§ **Do this**
Check each line of the data below for the word "screenshot", then extract the ones that have it.
begin
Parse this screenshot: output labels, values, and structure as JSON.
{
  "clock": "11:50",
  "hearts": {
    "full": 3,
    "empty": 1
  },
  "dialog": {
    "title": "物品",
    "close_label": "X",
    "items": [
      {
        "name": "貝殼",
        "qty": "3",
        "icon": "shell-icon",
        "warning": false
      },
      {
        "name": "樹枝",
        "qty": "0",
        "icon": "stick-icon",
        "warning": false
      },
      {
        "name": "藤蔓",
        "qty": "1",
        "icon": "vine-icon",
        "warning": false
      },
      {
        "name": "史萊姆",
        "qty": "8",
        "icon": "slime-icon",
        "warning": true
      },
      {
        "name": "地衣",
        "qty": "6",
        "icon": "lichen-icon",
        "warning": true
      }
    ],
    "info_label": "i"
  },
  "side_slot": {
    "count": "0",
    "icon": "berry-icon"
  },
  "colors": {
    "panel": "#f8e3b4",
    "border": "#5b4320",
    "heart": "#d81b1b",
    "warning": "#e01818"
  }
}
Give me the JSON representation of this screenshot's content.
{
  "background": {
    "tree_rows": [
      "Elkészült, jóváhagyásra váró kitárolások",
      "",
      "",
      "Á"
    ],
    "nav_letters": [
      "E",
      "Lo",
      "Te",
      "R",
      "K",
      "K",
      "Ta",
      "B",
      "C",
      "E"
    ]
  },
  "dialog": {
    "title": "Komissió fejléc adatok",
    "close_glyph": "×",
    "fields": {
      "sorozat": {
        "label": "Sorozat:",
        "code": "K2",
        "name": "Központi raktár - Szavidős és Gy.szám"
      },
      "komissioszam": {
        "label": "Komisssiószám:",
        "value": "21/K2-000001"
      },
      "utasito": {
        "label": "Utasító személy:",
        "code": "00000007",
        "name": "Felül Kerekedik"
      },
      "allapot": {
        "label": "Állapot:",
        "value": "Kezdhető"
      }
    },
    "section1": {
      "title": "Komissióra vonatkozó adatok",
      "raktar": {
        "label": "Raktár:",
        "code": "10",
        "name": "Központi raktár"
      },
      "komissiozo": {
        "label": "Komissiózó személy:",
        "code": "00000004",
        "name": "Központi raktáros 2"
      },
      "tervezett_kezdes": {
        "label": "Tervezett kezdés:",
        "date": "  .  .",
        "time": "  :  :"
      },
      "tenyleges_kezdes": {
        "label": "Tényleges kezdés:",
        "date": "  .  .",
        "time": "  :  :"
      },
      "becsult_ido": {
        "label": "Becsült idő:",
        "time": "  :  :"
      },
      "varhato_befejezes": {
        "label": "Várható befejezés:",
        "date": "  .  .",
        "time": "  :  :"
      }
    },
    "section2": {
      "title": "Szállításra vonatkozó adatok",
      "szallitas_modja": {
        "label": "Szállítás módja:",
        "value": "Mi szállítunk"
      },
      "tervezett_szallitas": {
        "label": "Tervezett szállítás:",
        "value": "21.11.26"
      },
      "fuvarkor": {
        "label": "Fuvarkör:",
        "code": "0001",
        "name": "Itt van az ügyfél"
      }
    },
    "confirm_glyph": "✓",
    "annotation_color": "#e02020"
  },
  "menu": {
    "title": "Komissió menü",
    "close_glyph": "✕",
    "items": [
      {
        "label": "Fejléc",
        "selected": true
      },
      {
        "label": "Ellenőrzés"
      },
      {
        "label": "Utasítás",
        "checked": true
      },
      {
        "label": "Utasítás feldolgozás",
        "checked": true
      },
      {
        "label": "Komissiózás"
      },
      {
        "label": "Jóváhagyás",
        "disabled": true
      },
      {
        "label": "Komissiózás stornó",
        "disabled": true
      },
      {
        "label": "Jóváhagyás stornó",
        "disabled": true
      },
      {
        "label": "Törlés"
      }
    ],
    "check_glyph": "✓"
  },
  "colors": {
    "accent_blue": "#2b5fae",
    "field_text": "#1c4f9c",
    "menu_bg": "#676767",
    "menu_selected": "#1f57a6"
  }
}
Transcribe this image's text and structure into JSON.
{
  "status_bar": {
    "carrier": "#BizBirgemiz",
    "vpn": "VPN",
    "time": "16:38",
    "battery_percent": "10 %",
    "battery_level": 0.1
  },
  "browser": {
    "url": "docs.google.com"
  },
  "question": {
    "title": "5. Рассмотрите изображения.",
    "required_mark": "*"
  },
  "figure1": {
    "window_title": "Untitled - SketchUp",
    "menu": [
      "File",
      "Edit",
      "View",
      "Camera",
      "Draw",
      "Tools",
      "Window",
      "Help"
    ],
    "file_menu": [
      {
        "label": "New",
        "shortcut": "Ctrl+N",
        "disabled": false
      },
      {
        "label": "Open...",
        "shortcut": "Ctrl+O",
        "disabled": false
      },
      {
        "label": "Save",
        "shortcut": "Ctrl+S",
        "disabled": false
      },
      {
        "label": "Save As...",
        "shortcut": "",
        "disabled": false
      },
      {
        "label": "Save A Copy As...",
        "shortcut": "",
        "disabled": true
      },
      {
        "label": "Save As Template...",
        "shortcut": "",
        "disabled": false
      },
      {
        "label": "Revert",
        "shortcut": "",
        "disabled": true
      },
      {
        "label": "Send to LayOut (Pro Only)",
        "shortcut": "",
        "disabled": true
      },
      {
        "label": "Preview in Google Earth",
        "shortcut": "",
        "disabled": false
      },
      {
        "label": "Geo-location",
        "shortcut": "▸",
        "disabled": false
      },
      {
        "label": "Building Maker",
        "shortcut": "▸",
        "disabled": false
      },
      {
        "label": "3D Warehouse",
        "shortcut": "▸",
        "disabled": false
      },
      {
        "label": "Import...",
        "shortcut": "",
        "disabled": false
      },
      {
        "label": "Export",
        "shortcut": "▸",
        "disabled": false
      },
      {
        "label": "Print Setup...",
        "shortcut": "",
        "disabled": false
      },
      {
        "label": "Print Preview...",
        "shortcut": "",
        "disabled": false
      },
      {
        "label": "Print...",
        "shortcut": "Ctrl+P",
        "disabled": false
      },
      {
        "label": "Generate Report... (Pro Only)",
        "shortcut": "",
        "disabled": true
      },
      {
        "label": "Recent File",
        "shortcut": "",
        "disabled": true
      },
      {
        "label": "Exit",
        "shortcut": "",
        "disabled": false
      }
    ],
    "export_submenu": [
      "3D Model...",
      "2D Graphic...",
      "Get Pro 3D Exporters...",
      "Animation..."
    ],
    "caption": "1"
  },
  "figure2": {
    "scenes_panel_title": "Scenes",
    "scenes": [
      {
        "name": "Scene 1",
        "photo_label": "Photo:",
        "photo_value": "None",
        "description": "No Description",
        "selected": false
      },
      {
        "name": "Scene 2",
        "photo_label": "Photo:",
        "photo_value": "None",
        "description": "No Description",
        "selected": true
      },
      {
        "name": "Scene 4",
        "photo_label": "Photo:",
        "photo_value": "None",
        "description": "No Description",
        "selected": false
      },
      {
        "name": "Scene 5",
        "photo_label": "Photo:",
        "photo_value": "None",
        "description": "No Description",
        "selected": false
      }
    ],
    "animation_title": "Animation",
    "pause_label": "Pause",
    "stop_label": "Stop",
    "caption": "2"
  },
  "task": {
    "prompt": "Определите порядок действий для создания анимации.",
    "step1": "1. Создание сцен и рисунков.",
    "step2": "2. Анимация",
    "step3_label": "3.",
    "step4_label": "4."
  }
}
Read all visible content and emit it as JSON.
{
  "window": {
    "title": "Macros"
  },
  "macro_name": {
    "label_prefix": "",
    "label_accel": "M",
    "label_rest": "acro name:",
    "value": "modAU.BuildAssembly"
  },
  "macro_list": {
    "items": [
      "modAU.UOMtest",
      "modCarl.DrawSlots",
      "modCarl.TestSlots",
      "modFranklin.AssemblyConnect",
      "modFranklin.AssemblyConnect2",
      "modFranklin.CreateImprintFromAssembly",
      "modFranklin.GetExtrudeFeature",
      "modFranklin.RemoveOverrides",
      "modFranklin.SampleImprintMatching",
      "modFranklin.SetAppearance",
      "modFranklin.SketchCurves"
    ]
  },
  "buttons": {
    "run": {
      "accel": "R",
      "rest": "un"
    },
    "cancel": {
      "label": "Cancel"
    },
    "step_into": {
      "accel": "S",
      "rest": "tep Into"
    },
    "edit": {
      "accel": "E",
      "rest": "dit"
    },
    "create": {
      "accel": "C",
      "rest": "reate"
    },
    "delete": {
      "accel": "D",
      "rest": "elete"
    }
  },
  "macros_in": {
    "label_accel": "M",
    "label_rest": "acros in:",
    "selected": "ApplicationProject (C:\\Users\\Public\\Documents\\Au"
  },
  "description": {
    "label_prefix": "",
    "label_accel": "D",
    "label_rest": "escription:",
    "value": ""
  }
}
end
§ **Full response**
Parse this screenshot: output labels, values, and structure as JSON.
Give me the JSON representation of this screenshot's content.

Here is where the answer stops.